> [Records supplied]

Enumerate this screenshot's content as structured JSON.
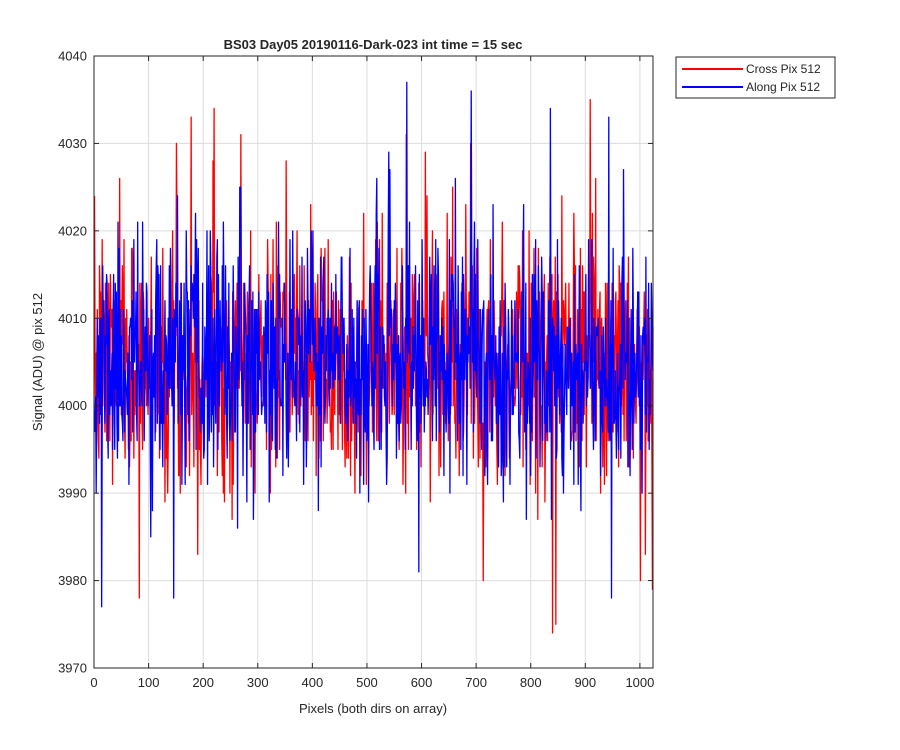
{
  "chart_data": {
    "type": "line",
    "title": "BS03 Day05 20190116-Dark-023 int time = 15 sec",
    "xlabel": "Pixels (both dirs on array)",
    "ylabel": "Signal (ADU) @ pix 512",
    "xlim": [
      0,
      1024
    ],
    "ylim": [
      3970,
      4040
    ],
    "xticks": [
      "0",
      "100",
      "200",
      "300",
      "400",
      "500",
      "600",
      "700",
      "800",
      "900",
      "1000"
    ],
    "yticks": [
      "3970",
      "3980",
      "3990",
      "4000",
      "4010",
      "4020",
      "4030",
      "4040"
    ],
    "grid": true,
    "legend_position": "outside-top-right",
    "series": [
      {
        "name": "Cross Pix 512",
        "color": "#ff0000",
        "noise": {
          "count": 1024,
          "mean": 4005,
          "sd": 7,
          "min": 3974,
          "max": 4034,
          "seed": 7
        },
        "spikes": [
          {
            "x": 82,
            "y": 3978
          },
          {
            "x": 150,
            "y": 4030
          },
          {
            "x": 177,
            "y": 4033
          },
          {
            "x": 219,
            "y": 4034
          },
          {
            "x": 268,
            "y": 4031
          },
          {
            "x": 571,
            "y": 4031
          },
          {
            "x": 606,
            "y": 4029
          },
          {
            "x": 689,
            "y": 4030
          },
          {
            "x": 839,
            "y": 3974
          },
          {
            "x": 845,
            "y": 3975
          },
          {
            "x": 908,
            "y": 4035
          },
          {
            "x": 1000,
            "y": 3980
          },
          {
            "x": 1022,
            "y": 3979
          }
        ]
      },
      {
        "name": "Along Pix 512",
        "color": "#0000ff",
        "noise": {
          "count": 1024,
          "mean": 4005,
          "sd": 7,
          "min": 3977,
          "max": 4037,
          "seed": 11
        },
        "spikes": [
          {
            "x": 13,
            "y": 3977
          },
          {
            "x": 145,
            "y": 3978
          },
          {
            "x": 572,
            "y": 4037
          },
          {
            "x": 690,
            "y": 4036
          },
          {
            "x": 835,
            "y": 4034
          },
          {
            "x": 942,
            "y": 4033
          },
          {
            "x": 947,
            "y": 3978
          }
        ]
      }
    ]
  }
}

> [What to work on] Repeat the material above verbatim. Leave the pictures behind.

> [Full response]
Enumerate this screenshot's content as structured JSON.
{
  "chart_data": {
    "type": "line",
    "title": "BS03 Day05 20190116-Dark-023 int time = 15 sec",
    "xlabel": "Pixels (both dirs on array)",
    "ylabel": "Signal (ADU) @ pix 512",
    "xlim": [
      0,
      1024
    ],
    "ylim": [
      3970,
      4040
    ],
    "xticks": [
      "0",
      "100",
      "200",
      "300",
      "400",
      "500",
      "600",
      "700",
      "800",
      "900",
      "1000"
    ],
    "yticks": [
      "3970",
      "3980",
      "3990",
      "4000",
      "4010",
      "4020",
      "4030",
      "4040"
    ],
    "grid": true,
    "legend_position": "outside-top-right",
    "series": [
      {
        "name": "Cross Pix 512",
        "color": "#ff0000",
        "noise": {
          "count": 1024,
          "mean": 4005,
          "sd": 7,
          "min": 3974,
          "max": 4034,
          "seed": 7
        },
        "spikes": [
          {
            "x": 82,
            "y": 3978
          },
          {
            "x": 150,
            "y": 4030
          },
          {
            "x": 177,
            "y": 4033
          },
          {
            "x": 219,
            "y": 4034
          },
          {
            "x": 268,
            "y": 4031
          },
          {
            "x": 571,
            "y": 4031
          },
          {
            "x": 606,
            "y": 4029
          },
          {
            "x": 689,
            "y": 4030
          },
          {
            "x": 839,
            "y": 3974
          },
          {
            "x": 845,
            "y": 3975
          },
          {
            "x": 908,
            "y": 4035
          },
          {
            "x": 1000,
            "y": 3980
          },
          {
            "x": 1022,
            "y": 3979
          }
        ]
      },
      {
        "name": "Along Pix 512",
        "color": "#0000ff",
        "noise": {
          "count": 1024,
          "mean": 4005,
          "sd": 7,
          "min": 3977,
          "max": 4037,
          "seed": 11
        },
        "spikes": [
          {
            "x": 13,
            "y": 3977
          },
          {
            "x": 145,
            "y": 3978
          },
          {
            "x": 572,
            "y": 4037
          },
          {
            "x": 690,
            "y": 4036
          },
          {
            "x": 835,
            "y": 4034
          },
          {
            "x": 942,
            "y": 4033
          },
          {
            "x": 947,
            "y": 3978
          }
        ]
      }
    ]
  }
}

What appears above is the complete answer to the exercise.